TASK PROMPT = The records below are to be repeated in full, exactly as they are.

====

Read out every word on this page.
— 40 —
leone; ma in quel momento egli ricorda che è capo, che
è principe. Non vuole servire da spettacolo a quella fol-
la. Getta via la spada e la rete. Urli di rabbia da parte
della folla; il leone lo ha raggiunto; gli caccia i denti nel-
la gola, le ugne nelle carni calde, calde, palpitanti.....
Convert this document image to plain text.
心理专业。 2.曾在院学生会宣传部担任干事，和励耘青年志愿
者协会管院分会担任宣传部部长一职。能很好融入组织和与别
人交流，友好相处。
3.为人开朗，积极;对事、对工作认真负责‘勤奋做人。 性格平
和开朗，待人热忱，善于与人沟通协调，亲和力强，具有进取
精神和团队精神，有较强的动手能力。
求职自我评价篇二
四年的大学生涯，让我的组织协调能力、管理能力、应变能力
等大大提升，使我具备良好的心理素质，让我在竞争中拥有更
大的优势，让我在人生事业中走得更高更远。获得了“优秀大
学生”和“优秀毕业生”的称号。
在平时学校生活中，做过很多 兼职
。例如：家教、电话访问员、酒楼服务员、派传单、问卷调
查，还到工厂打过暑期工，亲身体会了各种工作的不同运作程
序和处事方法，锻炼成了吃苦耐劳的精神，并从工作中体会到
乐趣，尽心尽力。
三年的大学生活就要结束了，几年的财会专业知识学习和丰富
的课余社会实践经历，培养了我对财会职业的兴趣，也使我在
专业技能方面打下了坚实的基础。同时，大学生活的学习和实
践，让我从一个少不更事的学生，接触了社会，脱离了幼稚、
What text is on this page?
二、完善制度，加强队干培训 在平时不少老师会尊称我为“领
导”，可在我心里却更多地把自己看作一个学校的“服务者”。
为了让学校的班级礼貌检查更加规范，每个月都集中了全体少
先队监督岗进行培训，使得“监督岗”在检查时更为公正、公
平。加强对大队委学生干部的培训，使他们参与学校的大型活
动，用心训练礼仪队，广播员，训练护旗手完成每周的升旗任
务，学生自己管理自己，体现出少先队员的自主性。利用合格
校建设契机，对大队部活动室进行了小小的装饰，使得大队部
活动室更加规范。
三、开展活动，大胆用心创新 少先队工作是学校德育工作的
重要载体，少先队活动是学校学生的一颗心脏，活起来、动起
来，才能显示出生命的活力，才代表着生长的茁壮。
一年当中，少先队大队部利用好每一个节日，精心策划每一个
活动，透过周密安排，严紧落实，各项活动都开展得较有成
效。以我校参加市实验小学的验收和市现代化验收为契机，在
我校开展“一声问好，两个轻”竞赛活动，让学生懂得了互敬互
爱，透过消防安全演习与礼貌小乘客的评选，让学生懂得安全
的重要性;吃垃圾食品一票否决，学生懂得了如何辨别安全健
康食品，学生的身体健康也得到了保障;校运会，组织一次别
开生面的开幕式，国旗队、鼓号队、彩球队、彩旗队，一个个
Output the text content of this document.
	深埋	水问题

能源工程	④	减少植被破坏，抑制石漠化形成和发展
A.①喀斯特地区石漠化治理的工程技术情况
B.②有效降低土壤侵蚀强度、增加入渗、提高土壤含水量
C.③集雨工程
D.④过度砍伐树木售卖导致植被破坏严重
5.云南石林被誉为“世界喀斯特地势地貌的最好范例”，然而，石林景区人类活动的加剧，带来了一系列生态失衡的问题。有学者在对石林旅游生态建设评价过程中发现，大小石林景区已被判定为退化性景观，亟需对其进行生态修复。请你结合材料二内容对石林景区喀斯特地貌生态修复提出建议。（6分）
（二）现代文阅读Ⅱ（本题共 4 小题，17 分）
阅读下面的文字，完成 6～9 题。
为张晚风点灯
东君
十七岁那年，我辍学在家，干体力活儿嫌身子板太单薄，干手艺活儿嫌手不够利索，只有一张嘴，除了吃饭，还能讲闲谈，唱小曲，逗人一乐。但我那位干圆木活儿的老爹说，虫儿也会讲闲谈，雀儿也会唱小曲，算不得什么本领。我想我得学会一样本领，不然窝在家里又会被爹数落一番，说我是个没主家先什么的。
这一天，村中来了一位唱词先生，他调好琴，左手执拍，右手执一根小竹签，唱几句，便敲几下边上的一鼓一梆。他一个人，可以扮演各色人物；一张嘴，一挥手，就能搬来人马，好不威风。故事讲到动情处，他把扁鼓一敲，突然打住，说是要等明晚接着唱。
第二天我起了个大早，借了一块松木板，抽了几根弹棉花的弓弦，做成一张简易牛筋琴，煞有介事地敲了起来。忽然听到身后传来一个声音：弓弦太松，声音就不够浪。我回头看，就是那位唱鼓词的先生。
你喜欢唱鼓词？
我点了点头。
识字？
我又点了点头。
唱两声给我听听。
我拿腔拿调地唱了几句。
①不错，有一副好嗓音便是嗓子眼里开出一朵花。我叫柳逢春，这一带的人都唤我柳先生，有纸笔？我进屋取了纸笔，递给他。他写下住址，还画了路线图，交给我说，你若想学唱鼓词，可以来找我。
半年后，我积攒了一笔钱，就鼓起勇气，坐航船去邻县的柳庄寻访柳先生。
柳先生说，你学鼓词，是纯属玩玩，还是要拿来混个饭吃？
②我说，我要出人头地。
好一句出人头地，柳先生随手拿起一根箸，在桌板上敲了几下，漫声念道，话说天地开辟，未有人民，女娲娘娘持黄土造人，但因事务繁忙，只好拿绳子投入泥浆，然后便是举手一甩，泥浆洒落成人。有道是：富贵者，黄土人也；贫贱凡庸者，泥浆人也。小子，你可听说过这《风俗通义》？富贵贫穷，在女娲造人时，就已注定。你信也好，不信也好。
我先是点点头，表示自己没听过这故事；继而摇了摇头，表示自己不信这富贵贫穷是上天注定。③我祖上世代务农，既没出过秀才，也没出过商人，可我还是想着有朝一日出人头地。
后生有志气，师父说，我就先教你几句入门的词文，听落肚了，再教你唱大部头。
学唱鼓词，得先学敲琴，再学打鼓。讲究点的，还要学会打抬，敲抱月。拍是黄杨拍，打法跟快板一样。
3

====

FULL SOLUTION =
Read out every word on this page.
— 40 —
leone; ma in quel momento egli ricorda che è capo, che
è principe. Non vuole servire da spettacolo a quella fol-
la. Getta via la spada e la rete. Urli di rabbia da parte
della folla; il leone lo ha raggiunto; gli caccia i denti nel-
la gola, le ugne nelle carni calde, calde, palpitanti.....
Convert this document image to plain text.
心理专业。 2.曾在院学生会宣传部担任干事，和励耘青年志愿
者协会管院分会担任宣传部部长一职。能很好融入组织和与别
人交流，友好相处。
3.为人开朗，积极;对事、对工作认真负责‘勤奋做人。 性格平
和开朗，待人热忱，善于与人沟通协调，亲和力强，具有进取
精神和团队精神，有较强的动手能力。
求职自我评价篇二
四年的大学生涯，让我的组织协调能力、管理能力、应变能力
等大大提升，使我具备良好的心理素质，让我在竞争中拥有更
大的优势，让我在人生事业中走得更高更远。获得了“优秀大
学生”和“优秀毕业生”的称号。
在平时学校生活中，做过很多 兼职
。例如：家教、电话访问员、酒楼服务员、派传单、问卷调
查，还到工厂打过暑期工，亲身体会了各种工作的不同运作程
序和处事方法，锻炼成了吃苦耐劳的精神，并从工作中体会到
乐趣，尽心尽力。
三年的大学生活就要结束了，几年的财会专业知识学习和丰富
的课余社会实践经历，培养了我对财会职业的兴趣，也使我在
专业技能方面打下了坚实的基础。同时，大学生活的学习和实
践，让我从一个少不更事的学生，接触了社会，脱离了幼稚、
What text is on this page?
二、完善制度，加强队干培训 在平时不少老师会尊称我为“领
导”，可在我心里却更多地把自己看作一个学校的“服务者”。
为了让学校的班级礼貌检查更加规范，每个月都集中了全体少
先队监督岗进行培训，使得“监督岗”在检查时更为公正、公
平。加强对大队委学生干部的培训，使他们参与学校的大型活
动，用心训练礼仪队，广播员，训练护旗手完成每周的升旗任
务，学生自己管理自己，体现出少先队员的自主性。利用合格
校建设契机，对大队部活动室进行了小小的装饰，使得大队部
活动室更加规范。
三、开展活动，大胆用心创新 少先队工作是学校德育工作的
重要载体，少先队活动是学校学生的一颗心脏，活起来、动起
来，才能显示出生命的活力，才代表着生长的茁壮。
一年当中，少先队大队部利用好每一个节日，精心策划每一个
活动，透过周密安排，严紧落实，各项活动都开展得较有成
效。以我校参加市实验小学的验收和市现代化验收为契机，在
我校开展“一声问好，两个轻”竞赛活动，让学生懂得了互敬互
爱，透过消防安全演习与礼貌小乘客的评选，让学生懂得安全
的重要性;吃垃圾食品一票否决，学生懂得了如何辨别安全健
康食品，学生的身体健康也得到了保障;校运会，组织一次别
开生面的开幕式，国旗队、鼓号队、彩球队、彩旗队，一个个
Output the text content of this document.
	深埋	水问题

能源工程	④	减少植被破坏，抑制石漠化形成和发展
A.①喀斯特地区石漠化治理的工程技术情况
B.②有效降低土壤侵蚀强度、增加入渗、提高土壤含水量
C.③集雨工程
D.④过度砍伐树木售卖导致植被破坏严重
5.云南石林被誉为“世界喀斯特地势地貌的最好范例”，然而，石林景区人类活动的加剧，带来了一系列生态失衡的问题。有学者在对石林旅游生态建设评价过程中发现，大小石林景区已被判定为退化性景观，亟需对其进行生态修复。请你结合材料二内容对石林景区喀斯特地貌生态修复提出建议。（6分）
（二）现代文阅读Ⅱ（本题共 4 小题，17 分）
阅读下面的文字，完成 6～9 题。
为张晚风点灯
东君
十七岁那年，我辍学在家，干体力活儿嫌身子板太单薄，干手艺活儿嫌手不够利索，只有一张嘴，除了吃饭，还能讲闲谈，唱小曲，逗人一乐。但我那位干圆木活儿的老爹说，虫儿也会讲闲谈，雀儿也会唱小曲，算不得什么本领。我想我得学会一样本领，不然窝在家里又会被爹数落一番，说我是个没主家先什么的。
这一天，村中来了一位唱词先生，他调好琴，左手执拍，右手执一根小竹签，唱几句，便敲几下边上的一鼓一梆。他一个人，可以扮演各色人物；一张嘴，一挥手，就能搬来人马，好不威风。故事讲到动情处，他把扁鼓一敲，突然打住，说是要等明晚接着唱。
第二天我起了个大早，借了一块松木板，抽了几根弹棉花的弓弦，做成一张简易牛筋琴，煞有介事地敲了起来。忽然听到身后传来一个声音：弓弦太松，声音就不够浪。我回头看，就是那位唱鼓词的先生。
你喜欢唱鼓词？
我点了点头。
识字？
我又点了点头。
唱两声给我听听。
我拿腔拿调地唱了几句。
①不错，有一副好嗓音便是嗓子眼里开出一朵花。我叫柳逢春，这一带的人都唤我柳先生，有纸笔？我进屋取了纸笔，递给他。他写下住址，还画了路线图，交给我说，你若想学唱鼓词，可以来找我。
半年后，我积攒了一笔钱，就鼓起勇气，坐航船去邻县的柳庄寻访柳先生。
柳先生说，你学鼓词，是纯属玩玩，还是要拿来混个饭吃？
②我说，我要出人头地。
好一句出人头地，柳先生随手拿起一根箸，在桌板上敲了几下，漫声念道，话说天地开辟，未有人民，女娲娘娘持黄土造人，但因事务繁忙，只好拿绳子投入泥浆，然后便是举手一甩，泥浆洒落成人。有道是：富贵者，黄土人也；贫贱凡庸者，泥浆人也。小子，你可听说过这《风俗通义》？富贵贫穷，在女娲造人时，就已注定。你信也好，不信也好。
我先是点点头，表示自己没听过这故事；继而摇了摇头，表示自己不信这富贵贫穷是上天注定。③我祖上世代务农，既没出过秀才，也没出过商人，可我还是想着有朝一日出人头地。
后生有志气，师父说，我就先教你几句入门的词文，听落肚了，再教你唱大部头。
学唱鼓词，得先学敲琴，再学打鼓。讲究点的，还要学会打抬，敲抱月。拍是黄杨拍，打法跟快板一样。
3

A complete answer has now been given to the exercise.